_Aim of the exercise_
Return each line of the records holding the string "which".

BEGIN Data records

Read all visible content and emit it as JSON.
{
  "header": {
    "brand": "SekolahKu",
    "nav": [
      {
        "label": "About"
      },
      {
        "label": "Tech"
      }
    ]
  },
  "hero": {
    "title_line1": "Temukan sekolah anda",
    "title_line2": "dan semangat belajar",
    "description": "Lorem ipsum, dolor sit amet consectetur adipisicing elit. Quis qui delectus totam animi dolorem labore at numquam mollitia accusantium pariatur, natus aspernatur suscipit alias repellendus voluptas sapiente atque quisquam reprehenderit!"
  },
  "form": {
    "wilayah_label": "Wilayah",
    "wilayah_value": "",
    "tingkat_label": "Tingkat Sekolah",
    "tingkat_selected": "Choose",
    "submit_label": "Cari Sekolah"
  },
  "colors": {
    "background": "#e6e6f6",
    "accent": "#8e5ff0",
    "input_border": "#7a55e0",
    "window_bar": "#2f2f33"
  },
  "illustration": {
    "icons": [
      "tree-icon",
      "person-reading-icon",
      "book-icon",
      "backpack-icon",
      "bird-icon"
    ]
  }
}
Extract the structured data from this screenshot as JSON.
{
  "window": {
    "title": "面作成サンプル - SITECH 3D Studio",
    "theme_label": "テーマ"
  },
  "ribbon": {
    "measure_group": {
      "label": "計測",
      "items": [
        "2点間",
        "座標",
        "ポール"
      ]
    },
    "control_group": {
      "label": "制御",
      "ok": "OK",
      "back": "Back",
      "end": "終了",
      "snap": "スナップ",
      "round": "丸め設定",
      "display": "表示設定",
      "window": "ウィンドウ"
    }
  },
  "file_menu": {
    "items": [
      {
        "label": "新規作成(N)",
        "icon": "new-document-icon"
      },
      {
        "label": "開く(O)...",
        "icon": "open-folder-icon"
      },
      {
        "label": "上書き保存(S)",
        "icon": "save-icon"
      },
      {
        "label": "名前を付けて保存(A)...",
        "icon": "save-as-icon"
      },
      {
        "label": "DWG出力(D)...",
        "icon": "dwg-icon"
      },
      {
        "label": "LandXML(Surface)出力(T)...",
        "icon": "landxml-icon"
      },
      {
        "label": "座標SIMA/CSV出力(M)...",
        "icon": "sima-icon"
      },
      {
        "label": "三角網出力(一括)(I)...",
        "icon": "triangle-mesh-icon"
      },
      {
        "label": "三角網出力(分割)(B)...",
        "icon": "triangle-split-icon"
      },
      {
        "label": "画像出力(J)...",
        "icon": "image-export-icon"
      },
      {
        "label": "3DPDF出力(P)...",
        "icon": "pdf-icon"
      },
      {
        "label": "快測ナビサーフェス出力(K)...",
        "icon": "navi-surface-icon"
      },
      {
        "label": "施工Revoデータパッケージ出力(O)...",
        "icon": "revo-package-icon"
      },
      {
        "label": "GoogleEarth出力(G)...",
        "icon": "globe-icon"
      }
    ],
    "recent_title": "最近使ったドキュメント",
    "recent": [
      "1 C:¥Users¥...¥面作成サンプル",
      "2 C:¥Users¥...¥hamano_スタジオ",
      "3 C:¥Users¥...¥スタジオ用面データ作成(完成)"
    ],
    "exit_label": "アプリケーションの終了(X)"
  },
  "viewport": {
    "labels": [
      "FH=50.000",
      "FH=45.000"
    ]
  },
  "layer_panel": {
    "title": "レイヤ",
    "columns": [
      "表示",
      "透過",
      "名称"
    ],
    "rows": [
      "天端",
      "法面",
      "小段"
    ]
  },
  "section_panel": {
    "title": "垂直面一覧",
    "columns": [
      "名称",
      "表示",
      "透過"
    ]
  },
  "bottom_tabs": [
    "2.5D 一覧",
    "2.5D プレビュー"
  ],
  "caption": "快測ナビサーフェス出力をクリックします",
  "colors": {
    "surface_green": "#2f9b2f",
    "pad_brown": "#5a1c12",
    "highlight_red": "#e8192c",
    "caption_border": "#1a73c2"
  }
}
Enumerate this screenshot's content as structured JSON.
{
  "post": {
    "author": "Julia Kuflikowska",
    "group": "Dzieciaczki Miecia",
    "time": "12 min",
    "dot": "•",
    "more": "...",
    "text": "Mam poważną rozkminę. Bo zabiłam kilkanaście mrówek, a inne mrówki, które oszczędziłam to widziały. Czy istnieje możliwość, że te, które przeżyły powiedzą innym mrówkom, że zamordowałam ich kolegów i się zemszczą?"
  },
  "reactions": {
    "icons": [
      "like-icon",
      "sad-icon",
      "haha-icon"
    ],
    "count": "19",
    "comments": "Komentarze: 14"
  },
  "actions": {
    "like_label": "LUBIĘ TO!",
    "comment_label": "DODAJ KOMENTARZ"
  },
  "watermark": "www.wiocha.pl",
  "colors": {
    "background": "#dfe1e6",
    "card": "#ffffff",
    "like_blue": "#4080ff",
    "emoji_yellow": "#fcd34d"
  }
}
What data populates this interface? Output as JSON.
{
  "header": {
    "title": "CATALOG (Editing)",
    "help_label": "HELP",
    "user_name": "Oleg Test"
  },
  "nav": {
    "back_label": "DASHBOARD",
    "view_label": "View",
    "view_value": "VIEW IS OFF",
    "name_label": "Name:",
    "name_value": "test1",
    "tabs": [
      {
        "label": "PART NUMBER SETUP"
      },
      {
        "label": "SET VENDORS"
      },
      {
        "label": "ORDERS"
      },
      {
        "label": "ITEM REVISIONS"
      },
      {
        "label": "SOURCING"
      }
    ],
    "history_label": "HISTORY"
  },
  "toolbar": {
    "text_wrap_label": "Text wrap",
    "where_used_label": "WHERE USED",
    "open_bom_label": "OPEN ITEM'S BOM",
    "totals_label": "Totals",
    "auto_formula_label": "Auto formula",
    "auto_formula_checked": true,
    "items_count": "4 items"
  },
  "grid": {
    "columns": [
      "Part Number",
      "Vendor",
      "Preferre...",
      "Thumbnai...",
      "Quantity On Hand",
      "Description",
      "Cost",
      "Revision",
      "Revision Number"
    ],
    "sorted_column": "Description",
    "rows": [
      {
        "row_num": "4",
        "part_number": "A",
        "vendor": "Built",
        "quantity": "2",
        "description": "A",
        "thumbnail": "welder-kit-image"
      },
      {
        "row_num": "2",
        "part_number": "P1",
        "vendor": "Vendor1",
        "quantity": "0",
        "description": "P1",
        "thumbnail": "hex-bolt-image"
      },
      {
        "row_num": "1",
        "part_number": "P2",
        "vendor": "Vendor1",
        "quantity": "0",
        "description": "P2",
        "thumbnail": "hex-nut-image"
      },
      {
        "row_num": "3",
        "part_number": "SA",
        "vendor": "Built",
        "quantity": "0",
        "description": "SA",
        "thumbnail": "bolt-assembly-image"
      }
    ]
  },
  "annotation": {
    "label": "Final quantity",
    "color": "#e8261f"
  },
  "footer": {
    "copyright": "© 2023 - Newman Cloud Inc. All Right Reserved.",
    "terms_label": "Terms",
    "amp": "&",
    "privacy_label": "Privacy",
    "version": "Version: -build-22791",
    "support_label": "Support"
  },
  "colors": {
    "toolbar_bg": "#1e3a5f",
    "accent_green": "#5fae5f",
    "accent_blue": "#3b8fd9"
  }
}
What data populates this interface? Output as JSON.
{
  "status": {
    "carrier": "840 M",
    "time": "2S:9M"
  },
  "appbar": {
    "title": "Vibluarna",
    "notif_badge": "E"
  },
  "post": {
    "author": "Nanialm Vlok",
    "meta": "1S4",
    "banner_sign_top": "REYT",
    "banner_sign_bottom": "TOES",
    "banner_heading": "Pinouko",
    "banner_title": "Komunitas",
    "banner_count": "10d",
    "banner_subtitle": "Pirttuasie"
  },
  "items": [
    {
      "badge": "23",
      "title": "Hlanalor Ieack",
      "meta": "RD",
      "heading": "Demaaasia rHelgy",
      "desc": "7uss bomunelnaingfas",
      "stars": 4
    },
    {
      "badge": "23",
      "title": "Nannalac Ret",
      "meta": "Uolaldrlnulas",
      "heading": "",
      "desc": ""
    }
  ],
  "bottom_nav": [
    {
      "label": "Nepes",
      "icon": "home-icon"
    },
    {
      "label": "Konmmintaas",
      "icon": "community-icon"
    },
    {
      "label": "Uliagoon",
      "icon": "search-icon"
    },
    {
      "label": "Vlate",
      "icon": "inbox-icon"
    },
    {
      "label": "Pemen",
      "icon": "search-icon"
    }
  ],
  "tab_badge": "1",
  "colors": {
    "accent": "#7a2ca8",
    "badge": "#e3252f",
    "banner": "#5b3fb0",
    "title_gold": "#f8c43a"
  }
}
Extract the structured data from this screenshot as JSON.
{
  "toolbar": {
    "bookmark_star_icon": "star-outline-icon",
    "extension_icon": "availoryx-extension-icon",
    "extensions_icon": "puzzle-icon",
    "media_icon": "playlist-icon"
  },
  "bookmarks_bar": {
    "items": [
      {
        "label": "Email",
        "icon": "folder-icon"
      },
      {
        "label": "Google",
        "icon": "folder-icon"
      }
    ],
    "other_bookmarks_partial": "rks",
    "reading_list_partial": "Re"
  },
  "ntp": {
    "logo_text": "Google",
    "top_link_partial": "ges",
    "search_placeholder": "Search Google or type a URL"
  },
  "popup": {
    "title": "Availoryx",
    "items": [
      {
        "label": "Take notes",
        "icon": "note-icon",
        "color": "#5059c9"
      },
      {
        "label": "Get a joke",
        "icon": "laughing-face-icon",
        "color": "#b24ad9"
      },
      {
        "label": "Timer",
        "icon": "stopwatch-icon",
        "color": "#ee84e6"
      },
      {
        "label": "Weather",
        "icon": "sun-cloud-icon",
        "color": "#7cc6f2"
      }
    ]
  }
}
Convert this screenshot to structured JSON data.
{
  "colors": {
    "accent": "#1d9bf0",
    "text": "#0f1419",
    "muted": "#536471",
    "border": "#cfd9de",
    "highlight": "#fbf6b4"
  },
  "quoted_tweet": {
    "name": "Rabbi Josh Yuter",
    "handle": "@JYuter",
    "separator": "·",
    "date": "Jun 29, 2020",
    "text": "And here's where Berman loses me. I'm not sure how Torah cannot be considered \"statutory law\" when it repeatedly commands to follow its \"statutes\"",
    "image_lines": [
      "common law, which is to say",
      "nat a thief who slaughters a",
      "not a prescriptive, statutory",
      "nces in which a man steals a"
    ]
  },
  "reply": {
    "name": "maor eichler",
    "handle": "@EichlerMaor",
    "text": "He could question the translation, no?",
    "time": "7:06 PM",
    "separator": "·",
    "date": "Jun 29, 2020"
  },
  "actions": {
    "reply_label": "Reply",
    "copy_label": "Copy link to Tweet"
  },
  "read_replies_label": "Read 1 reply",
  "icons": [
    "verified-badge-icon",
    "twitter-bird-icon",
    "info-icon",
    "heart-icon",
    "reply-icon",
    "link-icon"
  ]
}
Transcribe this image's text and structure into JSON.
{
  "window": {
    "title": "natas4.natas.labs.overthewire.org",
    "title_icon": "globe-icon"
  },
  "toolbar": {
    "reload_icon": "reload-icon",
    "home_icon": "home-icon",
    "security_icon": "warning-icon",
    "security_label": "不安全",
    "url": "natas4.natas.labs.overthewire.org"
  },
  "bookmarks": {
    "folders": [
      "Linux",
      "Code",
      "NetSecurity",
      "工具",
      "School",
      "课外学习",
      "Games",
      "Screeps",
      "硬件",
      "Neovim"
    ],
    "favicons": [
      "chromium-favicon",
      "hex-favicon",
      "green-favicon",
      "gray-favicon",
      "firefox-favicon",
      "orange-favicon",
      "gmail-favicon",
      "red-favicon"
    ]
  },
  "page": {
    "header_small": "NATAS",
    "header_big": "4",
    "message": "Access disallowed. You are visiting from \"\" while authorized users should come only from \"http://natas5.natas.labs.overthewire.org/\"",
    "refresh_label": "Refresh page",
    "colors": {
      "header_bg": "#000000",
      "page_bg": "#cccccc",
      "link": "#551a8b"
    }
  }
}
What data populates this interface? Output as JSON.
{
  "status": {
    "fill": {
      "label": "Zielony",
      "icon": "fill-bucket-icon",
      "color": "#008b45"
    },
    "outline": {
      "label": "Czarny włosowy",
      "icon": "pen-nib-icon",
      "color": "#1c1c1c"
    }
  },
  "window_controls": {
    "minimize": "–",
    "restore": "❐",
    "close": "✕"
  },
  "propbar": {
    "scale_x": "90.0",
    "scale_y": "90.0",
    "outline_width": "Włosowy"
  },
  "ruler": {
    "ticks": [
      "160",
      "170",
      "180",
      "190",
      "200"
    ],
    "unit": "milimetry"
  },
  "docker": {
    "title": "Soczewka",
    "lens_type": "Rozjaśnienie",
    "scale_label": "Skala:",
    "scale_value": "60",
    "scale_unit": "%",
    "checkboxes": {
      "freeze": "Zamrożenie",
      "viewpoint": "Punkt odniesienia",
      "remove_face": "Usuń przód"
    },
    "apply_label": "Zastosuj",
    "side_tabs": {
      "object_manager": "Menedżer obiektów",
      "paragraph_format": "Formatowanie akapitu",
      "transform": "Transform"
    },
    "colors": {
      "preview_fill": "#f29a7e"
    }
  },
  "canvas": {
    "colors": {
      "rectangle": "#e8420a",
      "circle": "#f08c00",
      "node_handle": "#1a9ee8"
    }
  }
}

END Data records

_Solution for this task_
      "common law, which is to say",
      "nces in which a man steals a"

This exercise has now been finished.